Information given:
━━━
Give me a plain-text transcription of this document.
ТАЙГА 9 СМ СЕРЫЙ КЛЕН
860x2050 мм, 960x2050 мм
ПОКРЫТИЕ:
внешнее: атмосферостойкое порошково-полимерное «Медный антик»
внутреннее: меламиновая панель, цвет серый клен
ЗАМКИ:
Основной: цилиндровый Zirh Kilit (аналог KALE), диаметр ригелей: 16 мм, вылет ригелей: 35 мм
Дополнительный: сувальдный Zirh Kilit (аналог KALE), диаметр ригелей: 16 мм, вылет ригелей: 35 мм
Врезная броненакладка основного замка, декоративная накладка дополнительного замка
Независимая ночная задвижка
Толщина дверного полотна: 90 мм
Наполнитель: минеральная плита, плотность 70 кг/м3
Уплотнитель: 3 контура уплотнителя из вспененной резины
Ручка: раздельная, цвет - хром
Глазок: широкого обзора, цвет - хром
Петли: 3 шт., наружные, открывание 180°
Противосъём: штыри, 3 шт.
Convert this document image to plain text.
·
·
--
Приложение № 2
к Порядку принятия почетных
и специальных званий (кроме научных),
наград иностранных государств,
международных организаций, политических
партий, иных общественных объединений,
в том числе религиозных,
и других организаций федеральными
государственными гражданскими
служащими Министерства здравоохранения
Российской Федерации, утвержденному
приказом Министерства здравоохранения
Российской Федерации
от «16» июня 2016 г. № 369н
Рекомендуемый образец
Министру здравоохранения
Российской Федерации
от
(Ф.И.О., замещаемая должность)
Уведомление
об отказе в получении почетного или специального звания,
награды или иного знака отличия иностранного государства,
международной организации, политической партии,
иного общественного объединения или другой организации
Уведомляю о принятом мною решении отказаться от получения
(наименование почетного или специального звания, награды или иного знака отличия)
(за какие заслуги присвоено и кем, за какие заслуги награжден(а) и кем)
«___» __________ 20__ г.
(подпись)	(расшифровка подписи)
━━━
Show every line of the listing in which the string "организаций" can be found.

Written response:
международных организаций, политических
и других организаций федеральными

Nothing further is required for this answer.